Reproduce the entries exactly.

- - - - - - -

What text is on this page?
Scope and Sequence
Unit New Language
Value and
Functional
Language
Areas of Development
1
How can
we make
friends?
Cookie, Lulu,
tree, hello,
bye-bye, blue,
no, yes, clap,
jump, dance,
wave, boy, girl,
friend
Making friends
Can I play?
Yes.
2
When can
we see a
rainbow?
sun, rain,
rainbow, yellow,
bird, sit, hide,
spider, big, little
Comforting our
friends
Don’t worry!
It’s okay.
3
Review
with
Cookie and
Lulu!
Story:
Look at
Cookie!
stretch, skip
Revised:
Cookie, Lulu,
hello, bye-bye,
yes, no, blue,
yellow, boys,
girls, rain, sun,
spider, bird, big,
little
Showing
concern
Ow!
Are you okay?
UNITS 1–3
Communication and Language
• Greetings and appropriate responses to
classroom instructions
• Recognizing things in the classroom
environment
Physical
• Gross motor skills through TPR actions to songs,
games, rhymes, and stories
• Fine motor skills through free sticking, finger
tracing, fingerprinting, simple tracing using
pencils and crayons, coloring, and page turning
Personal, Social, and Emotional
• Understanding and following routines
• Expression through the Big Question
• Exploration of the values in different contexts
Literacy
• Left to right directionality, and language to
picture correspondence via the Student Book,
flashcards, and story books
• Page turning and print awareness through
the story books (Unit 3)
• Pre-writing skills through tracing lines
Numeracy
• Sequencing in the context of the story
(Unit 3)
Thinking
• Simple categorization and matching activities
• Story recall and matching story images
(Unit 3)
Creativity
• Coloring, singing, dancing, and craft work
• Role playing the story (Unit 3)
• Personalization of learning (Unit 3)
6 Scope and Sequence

- - - - - - -

FINAL RESULT |
What text is on this page?
Scope and Sequence
Unit New Language
Value and
Functional
Language
Areas of Development
1
How can
we make
friends?
Cookie, Lulu,
tree, hello,
bye-bye, blue,
no, yes, clap,
jump, dance,
wave, boy, girl,
friend
Making friends
Can I play?
Yes.
2
When can
we see a
rainbow?
sun, rain,
rainbow, yellow,
bird, sit, hide,
spider, big, little
Comforting our
friends
Don’t worry!
It’s okay.
3
Review
with
Cookie and
Lulu!
Story:
Look at
Cookie!
stretch, skip
Revised:
Cookie, Lulu,
hello, bye-bye,
yes, no, blue,
yellow, boys,
girls, rain, sun,
spider, bird, big,
little
Showing
concern
Ow!
Are you okay?
UNITS 1–3
Communication and Language
• Greetings and appropriate responses to
classroom instructions
• Recognizing things in the classroom
environment
Physical
• Gross motor skills through TPR actions to songs,
games, rhymes, and stories
• Fine motor skills through free sticking, finger
tracing, fingerprinting, simple tracing using
pencils and crayons, coloring, and page turning
Personal, Social, and Emotional
• Understanding and following routines
• Expression through the Big Question
• Exploration of the values in different contexts
Literacy
• Left to right directionality, and language to
picture correspondence via the Student Book,
flashcards, and story books
• Page turning and print awareness through
the story books (Unit 3)
• Pre-writing skills through tracing lines
Numeracy
• Sequencing in the context of the story
(Unit 3)
Thinking
• Simple categorization and matching activities
• Story recall and matching story images
(Unit 3)
Creativity
• Coloring, singing, dancing, and craft work
• Role playing the story (Unit 3)
• Personalization of learning (Unit 3)
6 Scope and Sequence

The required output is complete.